▸ WHAT IS REQUIRED
Find the lines that hold "text". Report only how many there are.
[start of RECORDS PROVIDED]
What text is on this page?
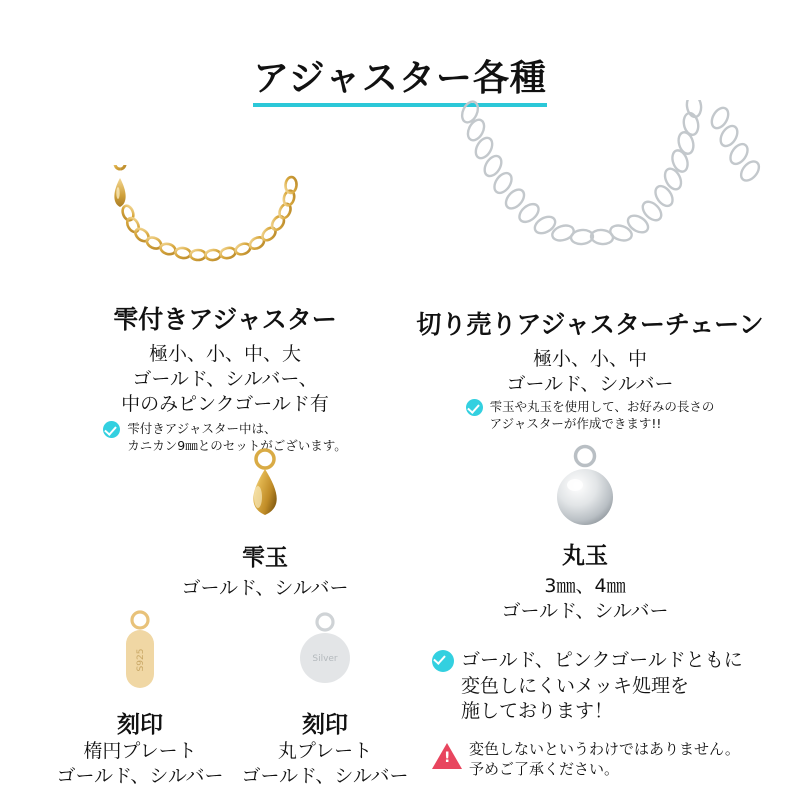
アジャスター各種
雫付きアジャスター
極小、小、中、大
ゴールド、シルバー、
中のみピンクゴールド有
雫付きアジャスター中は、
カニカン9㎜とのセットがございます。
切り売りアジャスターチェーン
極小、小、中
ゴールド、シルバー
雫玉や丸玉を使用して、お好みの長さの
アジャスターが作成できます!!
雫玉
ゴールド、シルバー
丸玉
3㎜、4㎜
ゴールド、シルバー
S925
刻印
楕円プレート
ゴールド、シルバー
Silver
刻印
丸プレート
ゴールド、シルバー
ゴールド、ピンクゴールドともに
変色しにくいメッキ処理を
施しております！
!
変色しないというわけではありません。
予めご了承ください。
[end of RECORDS PROVIDED]
[start of RECORDS PROVIDED]
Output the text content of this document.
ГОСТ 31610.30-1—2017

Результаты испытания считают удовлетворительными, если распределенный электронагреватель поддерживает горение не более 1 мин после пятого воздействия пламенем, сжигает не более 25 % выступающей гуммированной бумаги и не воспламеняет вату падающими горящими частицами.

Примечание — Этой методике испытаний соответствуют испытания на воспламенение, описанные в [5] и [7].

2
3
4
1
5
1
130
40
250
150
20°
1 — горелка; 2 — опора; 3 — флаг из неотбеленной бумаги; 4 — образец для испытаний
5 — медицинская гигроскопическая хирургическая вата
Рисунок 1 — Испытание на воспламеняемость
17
[end of RECORDS PROVIDED]
[start of RECORDS PROVIDED]
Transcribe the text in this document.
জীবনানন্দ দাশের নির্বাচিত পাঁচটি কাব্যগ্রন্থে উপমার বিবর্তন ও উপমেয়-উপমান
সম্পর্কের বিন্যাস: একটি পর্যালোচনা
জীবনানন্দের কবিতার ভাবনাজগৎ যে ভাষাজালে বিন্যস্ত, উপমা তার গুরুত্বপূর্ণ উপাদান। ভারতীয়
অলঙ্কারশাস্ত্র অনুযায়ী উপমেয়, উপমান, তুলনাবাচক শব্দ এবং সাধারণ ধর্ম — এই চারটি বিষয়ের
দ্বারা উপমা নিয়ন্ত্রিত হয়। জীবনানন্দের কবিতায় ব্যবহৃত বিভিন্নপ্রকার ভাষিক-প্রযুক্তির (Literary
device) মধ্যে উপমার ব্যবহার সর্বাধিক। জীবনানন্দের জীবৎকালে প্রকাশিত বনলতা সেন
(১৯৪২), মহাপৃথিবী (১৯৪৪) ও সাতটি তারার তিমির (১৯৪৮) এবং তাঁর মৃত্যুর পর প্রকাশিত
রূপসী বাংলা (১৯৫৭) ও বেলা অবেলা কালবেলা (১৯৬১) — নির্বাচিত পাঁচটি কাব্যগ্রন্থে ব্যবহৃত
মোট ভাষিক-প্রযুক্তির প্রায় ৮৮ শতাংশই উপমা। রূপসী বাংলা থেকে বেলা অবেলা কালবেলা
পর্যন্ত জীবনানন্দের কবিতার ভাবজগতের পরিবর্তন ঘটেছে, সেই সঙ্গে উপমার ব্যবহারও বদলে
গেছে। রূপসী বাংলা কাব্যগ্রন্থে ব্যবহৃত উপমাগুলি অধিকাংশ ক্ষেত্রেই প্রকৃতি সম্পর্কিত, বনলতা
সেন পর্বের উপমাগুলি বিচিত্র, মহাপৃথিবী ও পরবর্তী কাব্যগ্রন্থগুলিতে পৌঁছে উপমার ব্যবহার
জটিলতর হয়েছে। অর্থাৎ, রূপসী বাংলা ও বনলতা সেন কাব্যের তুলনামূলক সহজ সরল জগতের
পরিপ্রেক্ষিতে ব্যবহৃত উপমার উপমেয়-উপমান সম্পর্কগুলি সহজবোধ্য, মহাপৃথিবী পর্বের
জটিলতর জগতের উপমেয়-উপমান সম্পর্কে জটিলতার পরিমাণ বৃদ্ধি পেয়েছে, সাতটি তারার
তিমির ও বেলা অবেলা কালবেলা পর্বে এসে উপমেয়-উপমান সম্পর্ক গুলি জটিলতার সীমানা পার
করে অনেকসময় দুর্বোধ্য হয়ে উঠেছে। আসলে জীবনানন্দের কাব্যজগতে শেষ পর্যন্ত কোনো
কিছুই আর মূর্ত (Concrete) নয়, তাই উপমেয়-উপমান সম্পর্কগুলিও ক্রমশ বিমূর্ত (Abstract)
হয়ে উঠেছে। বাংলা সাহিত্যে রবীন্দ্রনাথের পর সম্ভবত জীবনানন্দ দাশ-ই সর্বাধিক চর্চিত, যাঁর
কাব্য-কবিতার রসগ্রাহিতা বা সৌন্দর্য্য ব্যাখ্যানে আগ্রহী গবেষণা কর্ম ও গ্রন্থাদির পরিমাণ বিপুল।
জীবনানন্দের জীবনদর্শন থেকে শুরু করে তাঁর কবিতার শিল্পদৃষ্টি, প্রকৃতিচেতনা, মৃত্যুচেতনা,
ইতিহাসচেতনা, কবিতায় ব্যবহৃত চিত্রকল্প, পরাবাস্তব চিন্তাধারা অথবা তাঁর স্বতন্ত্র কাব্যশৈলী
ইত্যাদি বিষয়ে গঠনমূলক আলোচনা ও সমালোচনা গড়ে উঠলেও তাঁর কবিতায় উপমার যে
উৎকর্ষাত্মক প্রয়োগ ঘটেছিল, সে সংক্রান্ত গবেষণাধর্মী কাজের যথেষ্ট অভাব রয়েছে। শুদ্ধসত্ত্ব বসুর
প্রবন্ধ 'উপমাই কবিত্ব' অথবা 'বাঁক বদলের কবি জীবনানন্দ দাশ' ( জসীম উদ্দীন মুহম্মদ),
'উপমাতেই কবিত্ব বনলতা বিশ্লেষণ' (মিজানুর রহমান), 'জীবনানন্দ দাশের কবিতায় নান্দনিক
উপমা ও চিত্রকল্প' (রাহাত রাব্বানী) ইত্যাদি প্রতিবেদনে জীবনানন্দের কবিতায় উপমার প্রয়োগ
[end of RECORDS PROVIDED]
▸ FULL OUTPUT
3